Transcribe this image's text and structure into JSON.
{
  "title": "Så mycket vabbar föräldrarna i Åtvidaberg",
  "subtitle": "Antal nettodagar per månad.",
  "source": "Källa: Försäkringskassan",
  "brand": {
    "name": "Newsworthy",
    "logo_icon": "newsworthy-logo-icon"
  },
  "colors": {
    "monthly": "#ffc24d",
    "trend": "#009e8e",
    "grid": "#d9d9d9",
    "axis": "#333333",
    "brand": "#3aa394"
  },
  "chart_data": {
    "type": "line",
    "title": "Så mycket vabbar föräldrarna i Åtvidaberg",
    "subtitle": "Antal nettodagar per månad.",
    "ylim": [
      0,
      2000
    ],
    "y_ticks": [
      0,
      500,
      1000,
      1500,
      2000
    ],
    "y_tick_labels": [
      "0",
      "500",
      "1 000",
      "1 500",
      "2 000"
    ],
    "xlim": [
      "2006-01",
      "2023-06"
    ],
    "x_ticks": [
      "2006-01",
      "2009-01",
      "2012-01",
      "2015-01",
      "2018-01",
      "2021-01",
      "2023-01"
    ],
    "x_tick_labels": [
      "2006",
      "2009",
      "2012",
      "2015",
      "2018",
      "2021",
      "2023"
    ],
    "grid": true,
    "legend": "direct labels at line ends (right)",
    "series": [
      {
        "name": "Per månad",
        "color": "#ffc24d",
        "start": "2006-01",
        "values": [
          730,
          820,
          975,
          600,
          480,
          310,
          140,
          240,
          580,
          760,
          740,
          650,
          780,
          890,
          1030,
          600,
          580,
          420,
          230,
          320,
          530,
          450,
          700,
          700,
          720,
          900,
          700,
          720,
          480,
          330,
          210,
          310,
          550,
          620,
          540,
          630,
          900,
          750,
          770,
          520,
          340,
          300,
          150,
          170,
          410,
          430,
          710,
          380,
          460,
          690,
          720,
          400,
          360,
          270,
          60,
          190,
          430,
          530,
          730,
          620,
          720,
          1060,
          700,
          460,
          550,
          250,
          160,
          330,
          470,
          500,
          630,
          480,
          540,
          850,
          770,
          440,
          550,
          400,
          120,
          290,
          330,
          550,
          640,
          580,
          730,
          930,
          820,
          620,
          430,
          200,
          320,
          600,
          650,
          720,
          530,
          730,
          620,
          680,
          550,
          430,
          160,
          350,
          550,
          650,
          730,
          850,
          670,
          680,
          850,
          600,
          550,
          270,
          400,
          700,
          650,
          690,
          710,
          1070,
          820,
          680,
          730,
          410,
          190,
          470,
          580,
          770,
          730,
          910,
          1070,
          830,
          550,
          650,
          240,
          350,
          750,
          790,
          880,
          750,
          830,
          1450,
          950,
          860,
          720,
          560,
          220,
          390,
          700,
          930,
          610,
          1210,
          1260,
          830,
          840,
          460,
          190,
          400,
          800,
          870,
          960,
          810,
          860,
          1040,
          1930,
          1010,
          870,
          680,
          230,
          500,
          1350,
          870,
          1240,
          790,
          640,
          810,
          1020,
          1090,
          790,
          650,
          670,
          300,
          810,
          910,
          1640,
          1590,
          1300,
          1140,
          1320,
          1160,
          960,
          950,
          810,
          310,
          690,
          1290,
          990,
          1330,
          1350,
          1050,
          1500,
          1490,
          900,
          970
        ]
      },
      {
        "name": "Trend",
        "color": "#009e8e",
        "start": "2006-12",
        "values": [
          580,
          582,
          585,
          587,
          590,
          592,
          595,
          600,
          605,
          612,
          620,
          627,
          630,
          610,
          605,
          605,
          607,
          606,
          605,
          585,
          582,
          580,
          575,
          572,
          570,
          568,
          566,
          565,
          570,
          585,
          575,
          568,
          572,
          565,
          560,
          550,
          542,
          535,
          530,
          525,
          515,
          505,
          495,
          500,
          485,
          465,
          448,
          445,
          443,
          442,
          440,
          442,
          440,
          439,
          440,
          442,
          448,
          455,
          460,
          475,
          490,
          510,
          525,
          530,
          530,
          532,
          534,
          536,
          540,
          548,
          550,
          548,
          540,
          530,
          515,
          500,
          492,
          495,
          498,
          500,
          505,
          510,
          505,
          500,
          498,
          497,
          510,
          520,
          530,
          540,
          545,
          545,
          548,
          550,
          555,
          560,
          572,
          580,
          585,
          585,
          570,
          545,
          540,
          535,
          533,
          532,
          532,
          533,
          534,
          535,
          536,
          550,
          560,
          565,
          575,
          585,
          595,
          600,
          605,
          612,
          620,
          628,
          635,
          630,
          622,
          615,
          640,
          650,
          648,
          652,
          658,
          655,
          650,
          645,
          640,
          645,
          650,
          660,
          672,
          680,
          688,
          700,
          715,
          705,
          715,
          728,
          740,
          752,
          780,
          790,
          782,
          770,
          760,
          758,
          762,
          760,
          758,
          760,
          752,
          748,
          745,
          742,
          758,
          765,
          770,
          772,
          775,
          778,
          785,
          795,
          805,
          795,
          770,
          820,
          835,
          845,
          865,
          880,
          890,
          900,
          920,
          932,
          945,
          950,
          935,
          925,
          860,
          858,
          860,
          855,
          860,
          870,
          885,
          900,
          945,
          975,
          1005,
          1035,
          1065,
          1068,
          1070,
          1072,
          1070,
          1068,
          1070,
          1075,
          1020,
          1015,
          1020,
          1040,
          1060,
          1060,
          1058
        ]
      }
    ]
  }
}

▶ **GIVEN TASK**: Nothing should be left out: return all of the records exactly.

▶ **RESULT OF THIS EXERCISE**:
Transcribe this image's text and structure into JSON.
{
  "title": "Så mycket vabbar föräldrarna i Åtvidaberg",
  "subtitle": "Antal nettodagar per månad.",
  "source": "Källa: Försäkringskassan",
  "brand": {
    "name": "Newsworthy",
    "logo_icon": "newsworthy-logo-icon"
  },
  "colors": {
    "monthly": "#ffc24d",
    "trend": "#009e8e",
    "grid": "#d9d9d9",
    "axis": "#333333",
    "brand": "#3aa394"
  },
  "chart_data": {
    "type": "line",
    "title": "Så mycket vabbar föräldrarna i Åtvidaberg",
    "subtitle": "Antal nettodagar per månad.",
    "ylim": [
      0,
      2000
    ],
    "y_ticks": [
      0,
      500,
      1000,
      1500,
      2000
    ],
    "y_tick_labels": [
      "0",
      "500",
      "1 000",
      "1 500",
      "2 000"
    ],
    "xlim": [
      "2006-01",
      "2023-06"
    ],
    "x_ticks": [
      "2006-01",
      "2009-01",
      "2012-01",
      "2015-01",
      "2018-01",
      "2021-01",
      "2023-01"
    ],
    "x_tick_labels": [
      "2006",
      "2009",
      "2012",
      "2015",
      "2018",
      "2021",
      "2023"
    ],
    "grid": true,
    "legend": "direct labels at line ends (right)",
    "series": [
      {
        "name": "Per månad",
        "color": "#ffc24d",
        "start": "2006-01",
        "values": [
          730,
          820,
          975,
          600,
          480,
          310,
          140,
          240,
          580,
          760,
          740,
          650,
          780,
          890,
          1030,
          600,
          580,
          420,
          230,
          320,
          530,
          450,
          700,
          700,
          720,
          900,
          700,
          720,
          480,
          330,
          210,
          310,
          550,
          620,
          540,
          630,
          900,
          750,
          770,
          520,
          340,
          300,
          150,
          170,
          410,
          430,
          710,
          380,
          460,
          690,
          720,
          400,
          360,
          270,
          60,
          190,
          430,
          530,
          730,
          620,
          720,
          1060,
          700,
          460,
          550,
          250,
          160,
          330,
          470,
          500,
          630,
          480,
          540,
          850,
          770,
          440,
          550,
          400,
          120,
          290,
          330,
          550,
          640,
          580,
          730,
          930,
          820,
          620,
          430,
          200,
          320,
          600,
          650,
          720,
          530,
          730,
          620,
          680,
          550,
          430,
          160,
          350,
          550,
          650,
          730,
          850,
          670,
          680,
          850,
          600,
          550,
          270,
          400,
          700,
          650,
          690,
          710,
          1070,
          820,
          680,
          730,
          410,
          190,
          470,
          580,
          770,
          730,
          910,
          1070,
          830,
          550,
          650,
          240,
          350,
          750,
          790,
          880,
          750,
          830,
          1450,
          950,
          860,
          720,
          560,
          220,
          390,
          700,
          930,
          610,
          1210,
          1260,
          830,
          840,
          460,
          190,
          400,
          800,
          870,
          960,
          810,
          860,
          1040,
          1930,
          1010,
          870,
          680,
          230,
          500,
          1350,
          870,
          1240,
          790,
          640,
          810,
          1020,
          1090,
          790,
          650,
          670,
          300,
          810,
          910,
          1640,
          1590,
          1300,
          1140,
          1320,
          1160,
          960,
          950,
          810,
          310,
          690,
          1290,
          990,
          1330,
          1350,
          1050,
          1500,
          1490,
          900,
          970
        ]
      },
      {
        "name": "Trend",
        "color": "#009e8e",
        "start": "2006-12",
        "values": [
          580,
          582,
          585,
          587,
          590,
          592,
          595,
          600,
          605,
          612,
          620,
          627,
          630,
          610,
          605,
          605,
          607,
          606,
          605,
          585,
          582,
          580,
          575,
          572,
          570,
          568,
          566,
          565,
          570,
          585,
          575,
          568,
          572,
          565,
          560,
          550,
          542,
          535,
          530,
          525,
          515,
          505,
          495,
          500,
          485,
          465,
          448,
          445,
          443,
          442,
          440,
          442,
          440,
          439,
          440,
          442,
          448,
          455,
          460,
          475,
          490,
          510,
          525,
          530,
          530,
          532,
          534,
          536,
          540,
          548,
          550,
          548,
          540,
          530,
          515,
          500,
          492,
          495,
          498,
          500,
          505,
          510,
          505,
          500,
          498,
          497,
          510,
          520,
          530,
          540,
          545,
          545,
          548,
          550,
          555,
          560,
          572,
          580,
          585,
          585,
          570,
          545,
          540,
          535,
          533,
          532,
          532,
          533,
          534,
          535,
          536,
          550,
          560,
          565,
          575,
          585,
          595,
          600,
          605,
          612,
          620,
          628,
          635,
          630,
          622,
          615,
          640,
          650,
          648,
          652,
          658,
          655,
          650,
          645,
          640,
          645,
          650,
          660,
          672,
          680,
          688,
          700,
          715,
          705,
          715,
          728,
          740,
          752,
          780,
          790,
          782,
          770,
          760,
          758,
          762,
          760,
          758,
          760,
          752,
          748,
          745,
          742,
          758,
          765,
          770,
          772,
          775,
          778,
          785,
          795,
          805,
          795,
          770,
          820,
          835,
          845,
          865,
          880,
          890,
          900,
          920,
          932,
          945,
          950,
          935,
          925,
          860,
          858,
          860,
          855,
          860,
          870,
          885,
          900,
          945,
          975,
          1005,
          1035,
          1065,
          1068,
          1070,
          1072,
          1070,
          1068,
          1070,
          1075,
          1020,
          1015,
          1020,
          1040,
          1060,
          1060,
          1058
        ]
      }
    ]
  }
}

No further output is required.